Exercise brief:
Find every line of the listing below where "series" appears, and copy it.
--- Information given ---
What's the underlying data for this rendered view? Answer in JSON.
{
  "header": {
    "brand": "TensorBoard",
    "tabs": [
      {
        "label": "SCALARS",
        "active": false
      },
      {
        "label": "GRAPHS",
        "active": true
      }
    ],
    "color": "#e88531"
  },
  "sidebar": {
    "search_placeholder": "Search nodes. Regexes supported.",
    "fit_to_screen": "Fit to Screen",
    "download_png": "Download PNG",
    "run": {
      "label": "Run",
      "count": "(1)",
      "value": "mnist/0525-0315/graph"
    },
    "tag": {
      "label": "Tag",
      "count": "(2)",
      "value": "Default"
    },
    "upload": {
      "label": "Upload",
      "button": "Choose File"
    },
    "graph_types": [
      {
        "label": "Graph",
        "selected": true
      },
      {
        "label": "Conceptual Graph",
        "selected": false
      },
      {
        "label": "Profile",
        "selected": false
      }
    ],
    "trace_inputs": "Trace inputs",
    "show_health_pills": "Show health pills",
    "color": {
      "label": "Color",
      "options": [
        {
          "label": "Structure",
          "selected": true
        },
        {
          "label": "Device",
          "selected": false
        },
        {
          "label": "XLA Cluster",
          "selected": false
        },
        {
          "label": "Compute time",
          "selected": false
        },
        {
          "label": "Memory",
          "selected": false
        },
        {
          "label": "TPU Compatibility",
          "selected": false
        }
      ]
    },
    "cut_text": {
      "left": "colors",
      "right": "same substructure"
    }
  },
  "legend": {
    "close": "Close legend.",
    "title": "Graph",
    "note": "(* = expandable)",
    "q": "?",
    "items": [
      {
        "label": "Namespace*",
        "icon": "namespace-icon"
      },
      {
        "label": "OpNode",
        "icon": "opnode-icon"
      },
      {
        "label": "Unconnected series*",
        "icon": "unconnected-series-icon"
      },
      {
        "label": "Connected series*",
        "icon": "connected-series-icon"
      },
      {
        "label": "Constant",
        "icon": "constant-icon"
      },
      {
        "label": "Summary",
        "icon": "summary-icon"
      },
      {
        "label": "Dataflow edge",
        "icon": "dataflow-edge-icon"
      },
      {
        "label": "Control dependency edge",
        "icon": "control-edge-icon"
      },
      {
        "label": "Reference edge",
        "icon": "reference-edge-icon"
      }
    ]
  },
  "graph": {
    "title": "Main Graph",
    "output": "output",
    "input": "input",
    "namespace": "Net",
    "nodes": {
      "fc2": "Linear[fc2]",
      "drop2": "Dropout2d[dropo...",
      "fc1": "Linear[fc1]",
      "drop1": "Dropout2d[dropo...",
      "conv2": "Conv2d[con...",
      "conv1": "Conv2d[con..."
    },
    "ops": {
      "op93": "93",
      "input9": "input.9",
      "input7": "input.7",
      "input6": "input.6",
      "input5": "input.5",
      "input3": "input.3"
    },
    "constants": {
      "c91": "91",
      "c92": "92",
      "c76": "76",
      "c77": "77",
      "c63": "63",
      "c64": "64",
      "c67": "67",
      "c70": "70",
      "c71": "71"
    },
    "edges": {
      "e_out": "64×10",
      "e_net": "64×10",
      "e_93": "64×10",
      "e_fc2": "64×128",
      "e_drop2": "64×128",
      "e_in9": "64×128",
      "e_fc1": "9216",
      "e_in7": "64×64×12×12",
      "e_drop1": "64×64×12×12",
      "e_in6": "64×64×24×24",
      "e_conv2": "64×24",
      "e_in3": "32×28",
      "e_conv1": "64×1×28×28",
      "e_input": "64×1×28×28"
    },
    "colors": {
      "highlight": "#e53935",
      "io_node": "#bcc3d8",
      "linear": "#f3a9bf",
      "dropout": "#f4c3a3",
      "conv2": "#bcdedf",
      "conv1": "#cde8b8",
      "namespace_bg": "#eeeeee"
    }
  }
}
---
Completed task:
        "label": "Unconnected series*",
        "icon": "unconnected-series-icon"
        "label": "Connected series*",
        "icon": "connected-series-icon"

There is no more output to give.